Below is a block of records; repeat each one exactly.

[Dataset entries]
^^^^^^^^^^^^^^^^

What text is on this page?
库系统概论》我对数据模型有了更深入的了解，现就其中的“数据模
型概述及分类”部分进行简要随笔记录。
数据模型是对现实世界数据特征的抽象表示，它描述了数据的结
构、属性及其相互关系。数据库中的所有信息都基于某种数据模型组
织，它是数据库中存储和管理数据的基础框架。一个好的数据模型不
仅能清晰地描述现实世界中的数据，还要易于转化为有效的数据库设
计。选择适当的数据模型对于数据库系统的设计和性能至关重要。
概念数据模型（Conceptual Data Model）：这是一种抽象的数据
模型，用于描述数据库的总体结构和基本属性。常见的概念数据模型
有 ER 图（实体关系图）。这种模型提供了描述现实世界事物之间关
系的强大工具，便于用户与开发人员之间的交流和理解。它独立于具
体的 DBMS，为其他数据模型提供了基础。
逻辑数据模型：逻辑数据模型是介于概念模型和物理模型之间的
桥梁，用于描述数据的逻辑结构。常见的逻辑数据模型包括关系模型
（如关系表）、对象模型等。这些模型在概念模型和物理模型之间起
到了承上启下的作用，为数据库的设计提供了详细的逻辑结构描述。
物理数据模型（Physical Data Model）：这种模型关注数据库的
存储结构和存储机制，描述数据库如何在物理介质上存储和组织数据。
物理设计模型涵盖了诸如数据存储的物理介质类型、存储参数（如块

^^^^^^^^^^^^^^^^

TASK SOLUTION:
What text is on this page?
库系统概论》我对数据模型有了更深入的了解，现就其中的“数据模
型概述及分类”部分进行简要随笔记录。
数据模型是对现实世界数据特征的抽象表示，它描述了数据的结
构、属性及其相互关系。数据库中的所有信息都基于某种数据模型组
织，它是数据库中存储和管理数据的基础框架。一个好的数据模型不
仅能清晰地描述现实世界中的数据，还要易于转化为有效的数据库设
计。选择适当的数据模型对于数据库系统的设计和性能至关重要。
概念数据模型（Conceptual Data Model）：这是一种抽象的数据
模型，用于描述数据库的总体结构和基本属性。常见的概念数据模型
有 ER 图（实体关系图）。这种模型提供了描述现实世界事物之间关
系的强大工具，便于用户与开发人员之间的交流和理解。它独立于具
体的 DBMS，为其他数据模型提供了基础。
逻辑数据模型：逻辑数据模型是介于概念模型和物理模型之间的
桥梁，用于描述数据的逻辑结构。常见的逻辑数据模型包括关系模型
（如关系表）、对象模型等。这些模型在概念模型和物理模型之间起
到了承上启下的作用，为数据库的设计提供了详细的逻辑结构描述。
物理数据模型（Physical Data Model）：这种模型关注数据库的
存储结构和存储机制，描述数据库如何在物理介质上存储和组织数据。
物理设计模型涵盖了诸如数据存储的物理介质类型、存储参数（如块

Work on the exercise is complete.